======== DATA RECORDS

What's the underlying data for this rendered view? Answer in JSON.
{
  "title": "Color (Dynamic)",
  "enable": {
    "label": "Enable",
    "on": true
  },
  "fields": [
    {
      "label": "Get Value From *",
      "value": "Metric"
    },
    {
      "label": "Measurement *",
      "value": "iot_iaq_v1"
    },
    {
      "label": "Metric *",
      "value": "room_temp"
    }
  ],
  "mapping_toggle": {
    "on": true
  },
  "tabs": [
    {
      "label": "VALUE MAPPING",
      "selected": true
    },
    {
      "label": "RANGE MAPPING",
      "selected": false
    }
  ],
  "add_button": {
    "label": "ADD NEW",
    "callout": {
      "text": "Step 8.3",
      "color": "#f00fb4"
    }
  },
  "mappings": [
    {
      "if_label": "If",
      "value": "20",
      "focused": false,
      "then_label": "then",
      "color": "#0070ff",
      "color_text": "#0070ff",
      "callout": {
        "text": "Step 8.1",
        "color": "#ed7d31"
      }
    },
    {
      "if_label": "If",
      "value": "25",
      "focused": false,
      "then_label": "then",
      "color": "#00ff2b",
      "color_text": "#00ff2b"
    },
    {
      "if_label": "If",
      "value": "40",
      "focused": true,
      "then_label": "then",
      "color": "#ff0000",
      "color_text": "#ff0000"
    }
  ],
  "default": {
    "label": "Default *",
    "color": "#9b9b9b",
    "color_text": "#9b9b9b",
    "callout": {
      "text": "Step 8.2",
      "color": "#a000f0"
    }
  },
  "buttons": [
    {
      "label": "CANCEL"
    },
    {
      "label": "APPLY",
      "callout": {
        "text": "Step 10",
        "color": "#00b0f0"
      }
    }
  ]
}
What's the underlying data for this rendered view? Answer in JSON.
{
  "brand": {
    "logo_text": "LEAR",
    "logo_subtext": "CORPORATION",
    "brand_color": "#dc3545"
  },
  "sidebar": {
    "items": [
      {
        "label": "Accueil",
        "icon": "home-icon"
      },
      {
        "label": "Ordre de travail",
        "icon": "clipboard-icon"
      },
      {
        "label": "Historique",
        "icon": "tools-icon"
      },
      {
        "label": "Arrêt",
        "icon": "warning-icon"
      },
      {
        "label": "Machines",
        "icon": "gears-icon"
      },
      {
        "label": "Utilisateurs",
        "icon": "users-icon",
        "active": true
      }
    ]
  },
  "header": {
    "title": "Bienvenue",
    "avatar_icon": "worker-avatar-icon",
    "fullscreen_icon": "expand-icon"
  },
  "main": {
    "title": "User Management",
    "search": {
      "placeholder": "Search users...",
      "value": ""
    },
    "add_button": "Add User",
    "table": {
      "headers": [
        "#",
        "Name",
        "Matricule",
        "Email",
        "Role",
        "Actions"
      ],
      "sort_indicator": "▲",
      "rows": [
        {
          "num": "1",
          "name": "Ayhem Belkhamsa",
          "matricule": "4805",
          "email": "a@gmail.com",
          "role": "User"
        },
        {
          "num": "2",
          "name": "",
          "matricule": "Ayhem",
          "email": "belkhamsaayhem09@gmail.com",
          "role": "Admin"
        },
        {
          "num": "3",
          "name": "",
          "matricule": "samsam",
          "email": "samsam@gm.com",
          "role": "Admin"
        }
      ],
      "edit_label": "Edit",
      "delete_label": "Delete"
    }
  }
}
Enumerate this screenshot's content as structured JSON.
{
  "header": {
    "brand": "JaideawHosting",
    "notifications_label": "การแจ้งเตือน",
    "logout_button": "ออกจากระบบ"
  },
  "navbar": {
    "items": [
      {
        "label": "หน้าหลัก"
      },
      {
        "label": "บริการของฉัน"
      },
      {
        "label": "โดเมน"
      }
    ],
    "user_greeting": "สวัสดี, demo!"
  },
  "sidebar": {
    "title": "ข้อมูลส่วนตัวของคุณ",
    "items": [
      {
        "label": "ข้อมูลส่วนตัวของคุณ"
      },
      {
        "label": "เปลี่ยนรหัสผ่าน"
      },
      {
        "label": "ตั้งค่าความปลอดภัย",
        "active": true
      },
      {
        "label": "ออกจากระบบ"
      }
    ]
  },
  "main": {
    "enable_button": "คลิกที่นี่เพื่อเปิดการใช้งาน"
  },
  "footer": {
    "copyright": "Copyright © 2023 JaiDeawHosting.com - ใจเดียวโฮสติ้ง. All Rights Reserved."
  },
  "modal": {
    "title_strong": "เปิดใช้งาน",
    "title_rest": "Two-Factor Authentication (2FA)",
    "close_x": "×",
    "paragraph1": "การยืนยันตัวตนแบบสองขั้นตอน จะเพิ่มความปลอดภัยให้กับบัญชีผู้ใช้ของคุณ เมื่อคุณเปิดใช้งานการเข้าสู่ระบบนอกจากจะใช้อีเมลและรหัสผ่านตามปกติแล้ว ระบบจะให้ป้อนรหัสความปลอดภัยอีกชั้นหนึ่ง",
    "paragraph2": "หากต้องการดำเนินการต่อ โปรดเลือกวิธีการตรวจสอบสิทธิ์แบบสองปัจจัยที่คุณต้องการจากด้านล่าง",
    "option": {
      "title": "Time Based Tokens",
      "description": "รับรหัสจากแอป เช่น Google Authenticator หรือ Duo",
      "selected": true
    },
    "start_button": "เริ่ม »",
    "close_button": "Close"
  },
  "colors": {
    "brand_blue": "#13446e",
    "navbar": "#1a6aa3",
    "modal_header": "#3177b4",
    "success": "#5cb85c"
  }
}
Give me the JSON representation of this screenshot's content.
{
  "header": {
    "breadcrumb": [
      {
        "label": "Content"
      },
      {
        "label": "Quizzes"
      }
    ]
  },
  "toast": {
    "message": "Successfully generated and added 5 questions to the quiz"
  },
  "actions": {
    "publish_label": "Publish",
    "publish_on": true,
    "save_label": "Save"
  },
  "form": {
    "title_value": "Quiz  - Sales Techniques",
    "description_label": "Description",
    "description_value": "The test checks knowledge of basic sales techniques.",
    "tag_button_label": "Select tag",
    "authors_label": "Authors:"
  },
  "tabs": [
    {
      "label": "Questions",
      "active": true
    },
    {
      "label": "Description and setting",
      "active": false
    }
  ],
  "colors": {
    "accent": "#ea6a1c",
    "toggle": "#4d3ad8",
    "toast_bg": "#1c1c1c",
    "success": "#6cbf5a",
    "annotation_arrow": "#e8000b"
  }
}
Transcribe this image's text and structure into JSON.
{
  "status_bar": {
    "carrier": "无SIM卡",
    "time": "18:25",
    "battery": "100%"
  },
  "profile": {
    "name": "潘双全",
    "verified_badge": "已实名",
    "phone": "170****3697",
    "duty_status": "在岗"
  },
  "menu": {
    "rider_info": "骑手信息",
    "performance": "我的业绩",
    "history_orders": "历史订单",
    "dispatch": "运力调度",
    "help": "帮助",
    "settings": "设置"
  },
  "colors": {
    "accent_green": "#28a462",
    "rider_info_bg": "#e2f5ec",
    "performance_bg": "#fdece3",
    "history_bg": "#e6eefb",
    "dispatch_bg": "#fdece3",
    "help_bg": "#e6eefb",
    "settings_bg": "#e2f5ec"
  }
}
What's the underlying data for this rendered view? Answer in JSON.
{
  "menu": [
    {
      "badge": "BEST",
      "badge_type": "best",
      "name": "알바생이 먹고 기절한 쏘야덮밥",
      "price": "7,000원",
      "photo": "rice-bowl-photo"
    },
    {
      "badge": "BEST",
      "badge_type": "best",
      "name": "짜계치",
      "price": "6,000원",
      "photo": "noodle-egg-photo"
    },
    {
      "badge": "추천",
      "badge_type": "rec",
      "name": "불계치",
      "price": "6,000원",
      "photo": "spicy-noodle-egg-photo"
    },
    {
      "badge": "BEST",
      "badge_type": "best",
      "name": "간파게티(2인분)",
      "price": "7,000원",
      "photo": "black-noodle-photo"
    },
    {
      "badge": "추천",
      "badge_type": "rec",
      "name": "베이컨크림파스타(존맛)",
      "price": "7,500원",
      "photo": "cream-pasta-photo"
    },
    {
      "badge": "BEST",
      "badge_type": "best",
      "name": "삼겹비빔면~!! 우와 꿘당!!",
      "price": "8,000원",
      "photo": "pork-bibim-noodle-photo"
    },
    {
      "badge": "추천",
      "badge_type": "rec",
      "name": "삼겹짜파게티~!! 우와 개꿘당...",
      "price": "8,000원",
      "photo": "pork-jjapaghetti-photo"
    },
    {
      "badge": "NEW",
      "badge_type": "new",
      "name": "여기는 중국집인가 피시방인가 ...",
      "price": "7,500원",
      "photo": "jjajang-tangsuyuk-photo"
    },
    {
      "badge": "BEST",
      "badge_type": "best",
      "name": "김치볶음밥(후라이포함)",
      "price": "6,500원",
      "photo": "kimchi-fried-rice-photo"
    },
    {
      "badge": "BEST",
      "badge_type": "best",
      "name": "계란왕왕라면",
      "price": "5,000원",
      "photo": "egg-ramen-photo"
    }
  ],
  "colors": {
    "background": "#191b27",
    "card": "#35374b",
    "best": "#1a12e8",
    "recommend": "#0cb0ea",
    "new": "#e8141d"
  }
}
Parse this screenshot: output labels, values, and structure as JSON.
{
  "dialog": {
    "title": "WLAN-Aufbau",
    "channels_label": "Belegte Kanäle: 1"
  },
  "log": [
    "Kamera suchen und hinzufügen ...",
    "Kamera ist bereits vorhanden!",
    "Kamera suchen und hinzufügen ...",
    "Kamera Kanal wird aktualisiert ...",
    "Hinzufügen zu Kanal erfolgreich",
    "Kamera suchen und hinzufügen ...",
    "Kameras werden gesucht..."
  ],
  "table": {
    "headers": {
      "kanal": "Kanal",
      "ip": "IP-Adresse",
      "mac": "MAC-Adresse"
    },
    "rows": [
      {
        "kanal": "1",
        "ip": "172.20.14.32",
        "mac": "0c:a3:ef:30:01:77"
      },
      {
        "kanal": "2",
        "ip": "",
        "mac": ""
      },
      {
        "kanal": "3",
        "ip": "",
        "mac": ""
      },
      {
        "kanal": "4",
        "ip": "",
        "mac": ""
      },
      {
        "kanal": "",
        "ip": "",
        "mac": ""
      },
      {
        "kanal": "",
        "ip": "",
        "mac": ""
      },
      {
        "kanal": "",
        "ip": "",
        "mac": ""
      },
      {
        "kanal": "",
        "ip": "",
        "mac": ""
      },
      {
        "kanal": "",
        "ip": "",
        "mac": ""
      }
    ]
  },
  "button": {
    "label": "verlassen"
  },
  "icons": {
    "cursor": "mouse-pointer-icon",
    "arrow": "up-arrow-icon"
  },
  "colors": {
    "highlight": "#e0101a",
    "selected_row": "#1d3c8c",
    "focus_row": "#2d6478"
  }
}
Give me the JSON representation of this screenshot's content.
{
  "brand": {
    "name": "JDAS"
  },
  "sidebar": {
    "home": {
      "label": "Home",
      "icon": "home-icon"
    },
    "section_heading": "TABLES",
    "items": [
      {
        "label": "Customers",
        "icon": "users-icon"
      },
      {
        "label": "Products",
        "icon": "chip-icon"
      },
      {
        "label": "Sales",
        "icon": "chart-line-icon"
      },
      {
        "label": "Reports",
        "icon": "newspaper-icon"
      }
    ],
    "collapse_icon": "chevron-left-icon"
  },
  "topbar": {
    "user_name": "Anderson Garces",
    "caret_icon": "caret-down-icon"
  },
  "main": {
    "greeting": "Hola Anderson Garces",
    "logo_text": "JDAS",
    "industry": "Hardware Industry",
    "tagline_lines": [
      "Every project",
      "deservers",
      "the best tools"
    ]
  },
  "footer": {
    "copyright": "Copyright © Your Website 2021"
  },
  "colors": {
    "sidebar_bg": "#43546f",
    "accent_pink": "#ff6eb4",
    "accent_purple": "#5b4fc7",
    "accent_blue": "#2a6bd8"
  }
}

================

→ **WHAT THE TASK ASKS**:
Which lines in the listing above hold the word "Garces"? Show each of them.

→ **FINAL RESULT**:
    "user_name": "Anderson Garces",
    "greeting": "Hola Anderson Garces",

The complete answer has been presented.